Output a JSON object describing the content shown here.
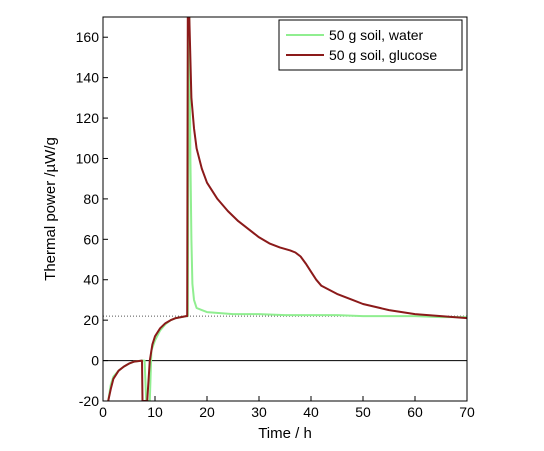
{
  "chart_data": {
    "type": "line",
    "xlabel": "Time / h",
    "ylabel": "Thermal power /µW/g",
    "xlim": [
      0,
      70
    ],
    "ylim": [
      -20,
      170
    ],
    "xticks": [
      0,
      10,
      20,
      30,
      40,
      50,
      60,
      70
    ],
    "yticks": [
      -20,
      0,
      20,
      40,
      60,
      80,
      100,
      120,
      140,
      160
    ],
    "grid": false,
    "legend_position": "top-right",
    "reference_lines": [
      {
        "y": 0,
        "style": "solid",
        "color": "#000000"
      },
      {
        "y": 22,
        "style": "dotted",
        "color": "#555555"
      }
    ],
    "series": [
      {
        "name": "50 g soil, water",
        "color": "#90ee90",
        "points": [
          [
            1.0,
            -20
          ],
          [
            1.5,
            -12
          ],
          [
            2.0,
            -8
          ],
          [
            3.0,
            -5
          ],
          [
            4.0,
            -3
          ],
          [
            5.0,
            -1.5
          ],
          [
            6.0,
            -0.5
          ],
          [
            7.5,
            0
          ],
          [
            8.0,
            0
          ],
          [
            8.3,
            -20
          ],
          [
            9.0,
            -20
          ],
          [
            9.3,
            5
          ],
          [
            10.0,
            10
          ],
          [
            11.0,
            15
          ],
          [
            12.0,
            18
          ],
          [
            13.0,
            20
          ],
          [
            14.0,
            21
          ],
          [
            15.0,
            21.5
          ],
          [
            16.0,
            22
          ],
          [
            16.3,
            22
          ],
          [
            16.5,
            170
          ],
          [
            16.6,
            170
          ],
          [
            16.8,
            100
          ],
          [
            17.0,
            60
          ],
          [
            17.2,
            38
          ],
          [
            17.5,
            30
          ],
          [
            18.0,
            26
          ],
          [
            19.0,
            25
          ],
          [
            20.0,
            24
          ],
          [
            25.0,
            23
          ],
          [
            30.0,
            23
          ],
          [
            35.0,
            22.5
          ],
          [
            40.0,
            22.5
          ],
          [
            45.0,
            22.5
          ],
          [
            50.0,
            22
          ],
          [
            55.0,
            22
          ],
          [
            60.0,
            22
          ],
          [
            65.0,
            21.5
          ],
          [
            70.0,
            21.5
          ]
        ]
      },
      {
        "name": "50 g soil, glucose",
        "color": "#8b1a1a",
        "points": [
          [
            1.0,
            -20
          ],
          [
            1.5,
            -14
          ],
          [
            2.0,
            -9
          ],
          [
            3.0,
            -5
          ],
          [
            4.0,
            -3
          ],
          [
            5.0,
            -1.5
          ],
          [
            6.0,
            -0.5
          ],
          [
            7.5,
            0
          ],
          [
            7.6,
            -20
          ],
          [
            8.5,
            -20
          ],
          [
            9.0,
            0
          ],
          [
            9.5,
            8
          ],
          [
            10.0,
            12
          ],
          [
            11.0,
            16
          ],
          [
            12.0,
            18.5
          ],
          [
            13.0,
            20
          ],
          [
            14.0,
            21
          ],
          [
            15.0,
            21.5
          ],
          [
            16.0,
            22
          ],
          [
            16.2,
            22
          ],
          [
            16.3,
            170
          ],
          [
            16.6,
            170
          ],
          [
            17.0,
            130
          ],
          [
            17.5,
            115
          ],
          [
            18.0,
            105
          ],
          [
            19.0,
            95
          ],
          [
            20.0,
            88
          ],
          [
            22.0,
            80
          ],
          [
            24.0,
            74
          ],
          [
            26.0,
            69
          ],
          [
            28.0,
            65
          ],
          [
            30.0,
            61
          ],
          [
            32.0,
            58
          ],
          [
            34.0,
            56
          ],
          [
            36.0,
            54.5
          ],
          [
            37.0,
            53.5
          ],
          [
            38.0,
            51.5
          ],
          [
            39.0,
            48
          ],
          [
            40.0,
            44
          ],
          [
            41.0,
            40
          ],
          [
            42.0,
            37
          ],
          [
            45.0,
            33
          ],
          [
            48.0,
            30
          ],
          [
            50.0,
            28
          ],
          [
            55.0,
            25
          ],
          [
            60.0,
            23
          ],
          [
            65.0,
            22
          ],
          [
            70.0,
            21
          ]
        ]
      }
    ]
  }
}
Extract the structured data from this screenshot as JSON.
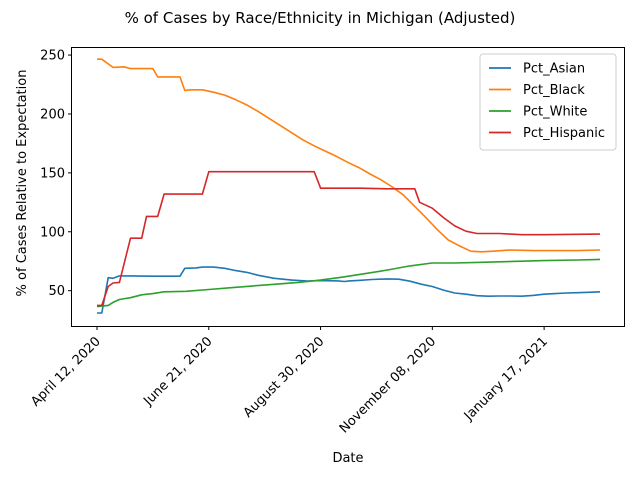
{
  "chart_data": {
    "type": "line",
    "title": "% of Cases by Race/Ethnicity in Michigan (Adjusted)",
    "xlabel": "Date",
    "ylabel": "% of Cases Relative to Expectation",
    "x_start": "2020-04-12",
    "x_end": "2021-02-21",
    "x_ticks": [
      {
        "date": "2020-04-12",
        "label": "April 12, 2020"
      },
      {
        "date": "2020-06-21",
        "label": "June 21, 2020"
      },
      {
        "date": "2020-08-30",
        "label": "August 30, 2020"
      },
      {
        "date": "2020-11-08",
        "label": "November 08, 2020"
      },
      {
        "date": "2021-01-17",
        "label": "January 17, 2021"
      }
    ],
    "y_ticks": [
      50,
      100,
      150,
      200,
      250
    ],
    "ylim": [
      20,
      256
    ],
    "legend_position": "top-right",
    "grid": false,
    "series": [
      {
        "name": "Pct_Asian",
        "color": "#1f77b4",
        "points": [
          [
            "2020-04-12",
            31
          ],
          [
            "2020-04-15",
            31
          ],
          [
            "2020-04-19",
            61
          ],
          [
            "2020-04-22",
            60.5
          ],
          [
            "2020-04-26",
            62.5
          ],
          [
            "2020-05-03",
            62.5
          ],
          [
            "2020-05-17",
            62.3
          ],
          [
            "2020-06-03",
            62.3
          ],
          [
            "2020-06-06",
            69
          ],
          [
            "2020-06-13",
            69.3
          ],
          [
            "2020-06-17",
            70
          ],
          [
            "2020-06-24",
            70
          ],
          [
            "2020-07-01",
            69
          ],
          [
            "2020-07-08",
            67
          ],
          [
            "2020-07-15",
            65.5
          ],
          [
            "2020-07-22",
            63
          ],
          [
            "2020-08-01",
            60.5
          ],
          [
            "2020-08-12",
            59
          ],
          [
            "2020-08-22",
            58.2
          ],
          [
            "2020-08-30",
            58.5
          ],
          [
            "2020-09-10",
            58.3
          ],
          [
            "2020-09-14",
            57.8
          ],
          [
            "2020-09-17",
            58.3
          ],
          [
            "2020-09-24",
            58.8
          ],
          [
            "2020-10-01",
            59.5
          ],
          [
            "2020-10-11",
            60
          ],
          [
            "2020-10-18",
            59.7
          ],
          [
            "2020-10-25",
            58
          ],
          [
            "2020-11-01",
            55.5
          ],
          [
            "2020-11-08",
            53.5
          ],
          [
            "2020-11-15",
            50.5
          ],
          [
            "2020-11-22",
            48
          ],
          [
            "2020-11-29",
            47
          ],
          [
            "2020-12-06",
            45.7
          ],
          [
            "2020-12-13",
            45.3
          ],
          [
            "2020-12-20",
            45.5
          ],
          [
            "2020-12-27",
            45.5
          ],
          [
            "2021-01-03",
            45.3
          ],
          [
            "2021-01-10",
            46
          ],
          [
            "2021-01-17",
            47
          ],
          [
            "2021-01-24",
            47.5
          ],
          [
            "2021-01-31",
            48
          ],
          [
            "2021-02-07",
            48.3
          ],
          [
            "2021-02-14",
            48.6
          ],
          [
            "2021-02-21",
            49
          ]
        ]
      },
      {
        "name": "Pct_Black",
        "color": "#ff7f0e",
        "points": [
          [
            "2020-04-12",
            246.5
          ],
          [
            "2020-04-15",
            246.5
          ],
          [
            "2020-04-22",
            239.5
          ],
          [
            "2020-04-29",
            240
          ],
          [
            "2020-05-03",
            238.5
          ],
          [
            "2020-05-17",
            238.5
          ],
          [
            "2020-05-20",
            231.5
          ],
          [
            "2020-06-03",
            231.5
          ],
          [
            "2020-06-06",
            220
          ],
          [
            "2020-06-10",
            220.5
          ],
          [
            "2020-06-17",
            220.5
          ],
          [
            "2020-06-24",
            218.5
          ],
          [
            "2020-07-01",
            216
          ],
          [
            "2020-07-08",
            212
          ],
          [
            "2020-07-15",
            207.5
          ],
          [
            "2020-07-22",
            202
          ],
          [
            "2020-07-29",
            196
          ],
          [
            "2020-08-05",
            190
          ],
          [
            "2020-08-12",
            184
          ],
          [
            "2020-08-19",
            178
          ],
          [
            "2020-08-26",
            173
          ],
          [
            "2020-09-02",
            168.5
          ],
          [
            "2020-09-09",
            164
          ],
          [
            "2020-09-16",
            159
          ],
          [
            "2020-09-23",
            154.5
          ],
          [
            "2020-09-30",
            149
          ],
          [
            "2020-10-07",
            144
          ],
          [
            "2020-10-14",
            138
          ],
          [
            "2020-10-21",
            131
          ],
          [
            "2020-10-28",
            121.5
          ],
          [
            "2020-11-04",
            112
          ],
          [
            "2020-11-11",
            102
          ],
          [
            "2020-11-18",
            93
          ],
          [
            "2020-11-25",
            88
          ],
          [
            "2020-12-02",
            83.5
          ],
          [
            "2020-12-09",
            83
          ],
          [
            "2020-12-16",
            83.5
          ],
          [
            "2020-12-27",
            84.5
          ],
          [
            "2021-01-10",
            84
          ],
          [
            "2021-01-24",
            84
          ],
          [
            "2021-02-07",
            84
          ],
          [
            "2021-02-21",
            84.5
          ]
        ]
      },
      {
        "name": "Pct_White",
        "color": "#2ca02c",
        "points": [
          [
            "2020-04-12",
            36.5
          ],
          [
            "2020-04-19",
            37.5
          ],
          [
            "2020-04-22",
            40
          ],
          [
            "2020-04-26",
            42.5
          ],
          [
            "2020-05-03",
            44
          ],
          [
            "2020-05-10",
            46.5
          ],
          [
            "2020-05-17",
            47.5
          ],
          [
            "2020-05-24",
            49
          ],
          [
            "2020-06-07",
            49.5
          ],
          [
            "2020-06-21",
            51
          ],
          [
            "2020-07-05",
            52.5
          ],
          [
            "2020-07-19",
            54
          ],
          [
            "2020-08-02",
            55.5
          ],
          [
            "2020-08-16",
            57
          ],
          [
            "2020-08-30",
            59
          ],
          [
            "2020-09-13",
            61.5
          ],
          [
            "2020-09-27",
            64.5
          ],
          [
            "2020-10-11",
            67.5
          ],
          [
            "2020-10-25",
            71
          ],
          [
            "2020-11-08",
            73.5
          ],
          [
            "2020-11-22",
            73.5
          ],
          [
            "2020-12-06",
            74
          ],
          [
            "2020-12-20",
            74.5
          ],
          [
            "2021-01-03",
            75
          ],
          [
            "2021-01-17",
            75.5
          ],
          [
            "2021-02-07",
            76
          ],
          [
            "2021-02-21",
            76.5
          ]
        ]
      },
      {
        "name": "Pct_Hispanic",
        "color": "#d62728",
        "points": [
          [
            "2020-04-12",
            37.5
          ],
          [
            "2020-04-15",
            37.5
          ],
          [
            "2020-04-19",
            53.5
          ],
          [
            "2020-04-22",
            56.5
          ],
          [
            "2020-04-26",
            57
          ],
          [
            "2020-05-03",
            94.5
          ],
          [
            "2020-05-10",
            94.5
          ],
          [
            "2020-05-13",
            113
          ],
          [
            "2020-05-20",
            113
          ],
          [
            "2020-05-24",
            132
          ],
          [
            "2020-06-17",
            132
          ],
          [
            "2020-06-21",
            151
          ],
          [
            "2020-08-26",
            151
          ],
          [
            "2020-08-30",
            137
          ],
          [
            "2020-09-24",
            137
          ],
          [
            "2020-10-11",
            136.5
          ],
          [
            "2020-10-28",
            136.5
          ],
          [
            "2020-10-31",
            125
          ],
          [
            "2020-11-08",
            120
          ],
          [
            "2020-11-15",
            112
          ],
          [
            "2020-11-22",
            105
          ],
          [
            "2020-11-29",
            100.5
          ],
          [
            "2020-12-06",
            98.5
          ],
          [
            "2020-12-20",
            98.5
          ],
          [
            "2021-01-03",
            97.5
          ],
          [
            "2021-01-17",
            97.5
          ],
          [
            "2021-02-21",
            98
          ]
        ]
      }
    ]
  }
}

- PROBLEM TO SOLVE
Scan the listing above and identify each line holding the string "name"; copy every such line.

- EXPECTED ANSWER
        "name": "50 g soil, water",
        "name": "50 g soil, glucose",
        "name": "Pct_Asian",
        "name": "Pct_Black",
        "name": "Pct_White",
        "name": "Pct_Hispanic",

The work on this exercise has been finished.